## Description of the task
Print each of the entries exactly, leaving nothing out.

## Supplied data
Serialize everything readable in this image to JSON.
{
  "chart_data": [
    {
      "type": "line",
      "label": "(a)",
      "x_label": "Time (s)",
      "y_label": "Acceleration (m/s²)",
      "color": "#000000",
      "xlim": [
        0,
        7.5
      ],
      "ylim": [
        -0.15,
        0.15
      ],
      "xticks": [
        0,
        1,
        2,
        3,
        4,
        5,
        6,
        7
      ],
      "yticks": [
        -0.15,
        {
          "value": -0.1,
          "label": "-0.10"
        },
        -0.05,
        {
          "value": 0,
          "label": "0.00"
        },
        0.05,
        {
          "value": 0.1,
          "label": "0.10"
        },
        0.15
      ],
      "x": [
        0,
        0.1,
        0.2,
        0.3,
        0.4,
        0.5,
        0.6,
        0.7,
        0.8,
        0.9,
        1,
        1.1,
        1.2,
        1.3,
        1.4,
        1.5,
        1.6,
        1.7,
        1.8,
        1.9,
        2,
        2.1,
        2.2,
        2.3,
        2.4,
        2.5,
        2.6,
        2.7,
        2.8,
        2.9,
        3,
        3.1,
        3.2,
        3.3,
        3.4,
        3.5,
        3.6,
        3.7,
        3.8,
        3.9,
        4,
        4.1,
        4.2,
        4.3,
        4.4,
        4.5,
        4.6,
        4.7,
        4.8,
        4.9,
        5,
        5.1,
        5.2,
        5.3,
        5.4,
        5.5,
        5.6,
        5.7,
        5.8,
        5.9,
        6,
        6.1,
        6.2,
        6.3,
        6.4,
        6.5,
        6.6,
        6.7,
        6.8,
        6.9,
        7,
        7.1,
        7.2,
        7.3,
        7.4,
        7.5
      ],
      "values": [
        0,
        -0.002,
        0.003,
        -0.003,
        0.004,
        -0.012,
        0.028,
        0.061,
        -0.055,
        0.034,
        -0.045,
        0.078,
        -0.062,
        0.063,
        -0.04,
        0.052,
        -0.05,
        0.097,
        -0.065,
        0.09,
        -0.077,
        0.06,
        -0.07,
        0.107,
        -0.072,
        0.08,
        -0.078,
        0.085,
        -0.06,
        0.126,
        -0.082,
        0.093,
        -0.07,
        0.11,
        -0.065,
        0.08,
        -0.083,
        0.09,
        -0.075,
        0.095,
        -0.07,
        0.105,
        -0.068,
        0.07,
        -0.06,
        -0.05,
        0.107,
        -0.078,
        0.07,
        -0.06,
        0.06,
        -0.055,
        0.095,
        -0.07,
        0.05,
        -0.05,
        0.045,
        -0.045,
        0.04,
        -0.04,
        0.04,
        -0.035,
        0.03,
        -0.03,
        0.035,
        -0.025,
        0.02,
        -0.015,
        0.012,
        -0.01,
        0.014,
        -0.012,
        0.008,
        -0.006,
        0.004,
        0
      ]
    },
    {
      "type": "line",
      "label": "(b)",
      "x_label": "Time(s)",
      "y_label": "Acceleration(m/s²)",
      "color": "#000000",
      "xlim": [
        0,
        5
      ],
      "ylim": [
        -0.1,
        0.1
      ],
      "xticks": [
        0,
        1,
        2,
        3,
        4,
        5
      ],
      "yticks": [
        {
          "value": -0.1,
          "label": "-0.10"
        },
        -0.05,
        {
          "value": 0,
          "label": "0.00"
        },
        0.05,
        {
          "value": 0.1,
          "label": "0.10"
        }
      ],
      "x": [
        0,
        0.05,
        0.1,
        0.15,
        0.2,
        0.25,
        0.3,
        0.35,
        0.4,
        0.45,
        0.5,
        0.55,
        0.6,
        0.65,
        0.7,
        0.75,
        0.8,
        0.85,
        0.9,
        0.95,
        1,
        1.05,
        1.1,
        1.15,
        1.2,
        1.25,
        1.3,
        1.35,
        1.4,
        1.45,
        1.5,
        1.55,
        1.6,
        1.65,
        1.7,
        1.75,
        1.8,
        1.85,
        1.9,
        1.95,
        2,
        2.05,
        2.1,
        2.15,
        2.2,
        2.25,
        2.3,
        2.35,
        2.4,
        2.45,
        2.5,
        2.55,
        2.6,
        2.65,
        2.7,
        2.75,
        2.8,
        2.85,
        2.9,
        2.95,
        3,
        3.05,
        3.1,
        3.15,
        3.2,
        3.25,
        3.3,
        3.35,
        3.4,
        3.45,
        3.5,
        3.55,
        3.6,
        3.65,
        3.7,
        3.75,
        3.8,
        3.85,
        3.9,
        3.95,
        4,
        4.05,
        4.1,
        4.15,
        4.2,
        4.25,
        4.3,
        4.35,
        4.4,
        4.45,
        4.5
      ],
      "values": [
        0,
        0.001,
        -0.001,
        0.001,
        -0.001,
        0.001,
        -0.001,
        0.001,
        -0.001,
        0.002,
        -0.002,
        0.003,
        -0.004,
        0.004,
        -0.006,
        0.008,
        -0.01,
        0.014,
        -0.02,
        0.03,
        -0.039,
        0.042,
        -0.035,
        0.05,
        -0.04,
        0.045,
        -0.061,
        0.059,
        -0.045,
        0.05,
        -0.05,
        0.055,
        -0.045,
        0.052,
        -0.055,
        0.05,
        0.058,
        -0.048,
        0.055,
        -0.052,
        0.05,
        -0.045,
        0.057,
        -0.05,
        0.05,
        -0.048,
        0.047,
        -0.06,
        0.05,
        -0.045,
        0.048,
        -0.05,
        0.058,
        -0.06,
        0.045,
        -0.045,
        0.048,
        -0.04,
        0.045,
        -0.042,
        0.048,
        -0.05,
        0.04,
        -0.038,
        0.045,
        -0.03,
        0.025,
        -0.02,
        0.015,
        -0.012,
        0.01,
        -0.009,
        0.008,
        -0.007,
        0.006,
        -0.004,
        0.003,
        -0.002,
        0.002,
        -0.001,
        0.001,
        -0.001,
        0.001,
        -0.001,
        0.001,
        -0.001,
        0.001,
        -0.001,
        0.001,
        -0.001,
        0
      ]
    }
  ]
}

## The answer
Serialize everything readable in this image to JSON.
{
  "chart_data": [
    {
      "type": "line",
      "label": "(a)",
      "x_label": "Time (s)",
      "y_label": "Acceleration (m/s²)",
      "color": "#000000",
      "xlim": [
        0,
        7.5
      ],
      "ylim": [
        -0.15,
        0.15
      ],
      "xticks": [
        0,
        1,
        2,
        3,
        4,
        5,
        6,
        7
      ],
      "yticks": [
        -0.15,
        {
          "value": -0.1,
          "label": "-0.10"
        },
        -0.05,
        {
          "value": 0,
          "label": "0.00"
        },
        0.05,
        {
          "value": 0.1,
          "label": "0.10"
        },
        0.15
      ],
      "x": [
        0,
        0.1,
        0.2,
        0.3,
        0.4,
        0.5,
        0.6,
        0.7,
        0.8,
        0.9,
        1,
        1.1,
        1.2,
        1.3,
        1.4,
        1.5,
        1.6,
        1.7,
        1.8,
        1.9,
        2,
        2.1,
        2.2,
        2.3,
        2.4,
        2.5,
        2.6,
        2.7,
        2.8,
        2.9,
        3,
        3.1,
        3.2,
        3.3,
        3.4,
        3.5,
        3.6,
        3.7,
        3.8,
        3.9,
        4,
        4.1,
        4.2,
        4.3,
        4.4,
        4.5,
        4.6,
        4.7,
        4.8,
        4.9,
        5,
        5.1,
        5.2,
        5.3,
        5.4,
        5.5,
        5.6,
        5.7,
        5.8,
        5.9,
        6,
        6.1,
        6.2,
        6.3,
        6.4,
        6.5,
        6.6,
        6.7,
        6.8,
        6.9,
        7,
        7.1,
        7.2,
        7.3,
        7.4,
        7.5
      ],
      "values": [
        0,
        -0.002,
        0.003,
        -0.003,
        0.004,
        -0.012,
        0.028,
        0.061,
        -0.055,
        0.034,
        -0.045,
        0.078,
        -0.062,
        0.063,
        -0.04,
        0.052,
        -0.05,
        0.097,
        -0.065,
        0.09,
        -0.077,
        0.06,
        -0.07,
        0.107,
        -0.072,
        0.08,
        -0.078,
        0.085,
        -0.06,
        0.126,
        -0.082,
        0.093,
        -0.07,
        0.11,
        -0.065,
        0.08,
        -0.083,
        0.09,
        -0.075,
        0.095,
        -0.07,
        0.105,
        -0.068,
        0.07,
        -0.06,
        -0.05,
        0.107,
        -0.078,
        0.07,
        -0.06,
        0.06,
        -0.055,
        0.095,
        -0.07,
        0.05,
        -0.05,
        0.045,
        -0.045,
        0.04,
        -0.04,
        0.04,
        -0.035,
        0.03,
        -0.03,
        0.035,
        -0.025,
        0.02,
        -0.015,
        0.012,
        -0.01,
        0.014,
        -0.012,
        0.008,
        -0.006,
        0.004,
        0
      ]
    },
    {
      "type": "line",
      "label": "(b)",
      "x_label": "Time(s)",
      "y_label": "Acceleration(m/s²)",
      "color": "#000000",
      "xlim": [
        0,
        5
      ],
      "ylim": [
        -0.1,
        0.1
      ],
      "xticks": [
        0,
        1,
        2,
        3,
        4,
        5
      ],
      "yticks": [
        {
          "value": -0.1,
          "label": "-0.10"
        },
        -0.05,
        {
          "value": 0,
          "label": "0.00"
        },
        0.05,
        {
          "value": 0.1,
          "label": "0.10"
        }
      ],
      "x": [
        0,
        0.05,
        0.1,
        0.15,
        0.2,
        0.25,
        0.3,
        0.35,
        0.4,
        0.45,
        0.5,
        0.55,
        0.6,
        0.65,
        0.7,
        0.75,
        0.8,
        0.85,
        0.9,
        0.95,
        1,
        1.05,
        1.1,
        1.15,
        1.2,
        1.25,
        1.3,
        1.35,
        1.4,
        1.45,
        1.5,
        1.55,
        1.6,
        1.65,
        1.7,
        1.75,
        1.8,
        1.85,
        1.9,
        1.95,
        2,
        2.05,
        2.1,
        2.15,
        2.2,
        2.25,
        2.3,
        2.35,
        2.4,
        2.45,
        2.5,
        2.55,
        2.6,
        2.65,
        2.7,
        2.75,
        2.8,
        2.85,
        2.9,
        2.95,
        3,
        3.05,
        3.1,
        3.15,
        3.2,
        3.25,
        3.3,
        3.35,
        3.4,
        3.45,
        3.5,
        3.55,
        3.6,
        3.65,
        3.7,
        3.75,
        3.8,
        3.85,
        3.9,
        3.95,
        4,
        4.05,
        4.1,
        4.15,
        4.2,
        4.25,
        4.3,
        4.35,
        4.4,
        4.45,
        4.5
      ],
      "values": [
        0,
        0.001,
        -0.001,
        0.001,
        -0.001,
        0.001,
        -0.001,
        0.001,
        -0.001,
        0.002,
        -0.002,
        0.003,
        -0.004,
        0.004,
        -0.006,
        0.008,
        -0.01,
        0.014,
        -0.02,
        0.03,
        -0.039,
        0.042,
        -0.035,
        0.05,
        -0.04,
        0.045,
        -0.061,
        0.059,
        -0.045,
        0.05,
        -0.05,
        0.055,
        -0.045,
        0.052,
        -0.055,
        0.05,
        0.058,
        -0.048,
        0.055,
        -0.052,
        0.05,
        -0.045,
        0.057,
        -0.05,
        0.05,
        -0.048,
        0.047,
        -0.06,
        0.05,
        -0.045,
        0.048,
        -0.05,
        0.058,
        -0.06,
        0.045,
        -0.045,
        0.048,
        -0.04,
        0.045,
        -0.042,
        0.048,
        -0.05,
        0.04,
        -0.038,
        0.045,
        -0.03,
        0.025,
        -0.02,
        0.015,
        -0.012,
        0.01,
        -0.009,
        0.008,
        -0.007,
        0.006,
        -0.004,
        0.003,
        -0.002,
        0.002,
        -0.001,
        0.001,
        -0.001,
        0.001,
        -0.001,
        0.001,
        -0.001,
        0.001,
        -0.001,
        0.001,
        -0.001,
        0
      ]
    }
  ]
}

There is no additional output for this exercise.